** TASK TO COMPLETE **
Take the entries below and reproduce them word for word.

(Collected data)
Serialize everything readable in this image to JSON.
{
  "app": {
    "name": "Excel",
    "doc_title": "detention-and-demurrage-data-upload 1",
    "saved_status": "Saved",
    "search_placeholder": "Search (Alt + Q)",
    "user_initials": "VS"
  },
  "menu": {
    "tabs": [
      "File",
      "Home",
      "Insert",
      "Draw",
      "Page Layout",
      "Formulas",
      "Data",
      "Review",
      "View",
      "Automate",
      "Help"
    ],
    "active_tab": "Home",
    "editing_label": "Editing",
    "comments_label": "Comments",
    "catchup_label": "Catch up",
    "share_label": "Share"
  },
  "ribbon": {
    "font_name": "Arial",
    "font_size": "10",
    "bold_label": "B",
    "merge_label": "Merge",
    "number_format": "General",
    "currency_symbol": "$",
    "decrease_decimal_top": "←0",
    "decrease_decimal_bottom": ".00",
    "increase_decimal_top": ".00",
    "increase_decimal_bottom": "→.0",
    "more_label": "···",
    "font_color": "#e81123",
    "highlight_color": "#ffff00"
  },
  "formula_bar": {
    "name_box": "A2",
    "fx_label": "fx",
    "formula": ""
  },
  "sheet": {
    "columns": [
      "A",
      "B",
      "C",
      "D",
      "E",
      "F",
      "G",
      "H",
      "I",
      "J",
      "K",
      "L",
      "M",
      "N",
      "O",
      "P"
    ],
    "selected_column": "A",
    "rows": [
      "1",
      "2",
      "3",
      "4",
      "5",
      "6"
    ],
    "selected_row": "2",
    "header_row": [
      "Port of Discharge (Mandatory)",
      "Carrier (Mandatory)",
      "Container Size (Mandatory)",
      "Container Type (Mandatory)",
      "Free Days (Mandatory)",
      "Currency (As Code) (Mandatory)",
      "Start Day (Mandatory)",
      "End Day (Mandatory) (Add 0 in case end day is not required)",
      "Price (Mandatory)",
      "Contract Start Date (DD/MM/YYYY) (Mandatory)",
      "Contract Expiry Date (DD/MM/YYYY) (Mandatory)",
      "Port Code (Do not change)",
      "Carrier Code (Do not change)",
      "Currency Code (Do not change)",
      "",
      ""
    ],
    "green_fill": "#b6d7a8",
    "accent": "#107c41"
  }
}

** SOLUTION TO THIS TASK **
Serialize everything readable in this image to JSON.
{
  "app": {
    "name": "Excel",
    "doc_title": "detention-and-demurrage-data-upload 1",
    "saved_status": "Saved",
    "search_placeholder": "Search (Alt + Q)",
    "user_initials": "VS"
  },
  "menu": {
    "tabs": [
      "File",
      "Home",
      "Insert",
      "Draw",
      "Page Layout",
      "Formulas",
      "Data",
      "Review",
      "View",
      "Automate",
      "Help"
    ],
    "active_tab": "Home",
    "editing_label": "Editing",
    "comments_label": "Comments",
    "catchup_label": "Catch up",
    "share_label": "Share"
  },
  "ribbon": {
    "font_name": "Arial",
    "font_size": "10",
    "bold_label": "B",
    "merge_label": "Merge",
    "number_format": "General",
    "currency_symbol": "$",
    "decrease_decimal_top": "←0",
    "decrease_decimal_bottom": ".00",
    "increase_decimal_top": ".00",
    "increase_decimal_bottom": "→.0",
    "more_label": "···",
    "font_color": "#e81123",
    "highlight_color": "#ffff00"
  },
  "formula_bar": {
    "name_box": "A2",
    "fx_label": "fx",
    "formula": ""
  },
  "sheet": {
    "columns": [
      "A",
      "B",
      "C",
      "D",
      "E",
      "F",
      "G",
      "H",
      "I",
      "J",
      "K",
      "L",
      "M",
      "N",
      "O",
      "P"
    ],
    "selected_column": "A",
    "rows": [
      "1",
      "2",
      "3",
      "4",
      "5",
      "6"
    ],
    "selected_row": "2",
    "header_row": [
      "Port of Discharge (Mandatory)",
      "Carrier (Mandatory)",
      "Container Size (Mandatory)",
      "Container Type (Mandatory)",
      "Free Days (Mandatory)",
      "Currency (As Code) (Mandatory)",
      "Start Day (Mandatory)",
      "End Day (Mandatory) (Add 0 in case end day is not required)",
      "Price (Mandatory)",
      "Contract Start Date (DD/MM/YYYY) (Mandatory)",
      "Contract Expiry Date (DD/MM/YYYY) (Mandatory)",
      "Port Code (Do not change)",
      "Carrier Code (Do not change)",
      "Currency Code (Do not change)",
      "",
      ""
    ],
    "green_fill": "#b6d7a8",
    "accent": "#107c41"
  }
}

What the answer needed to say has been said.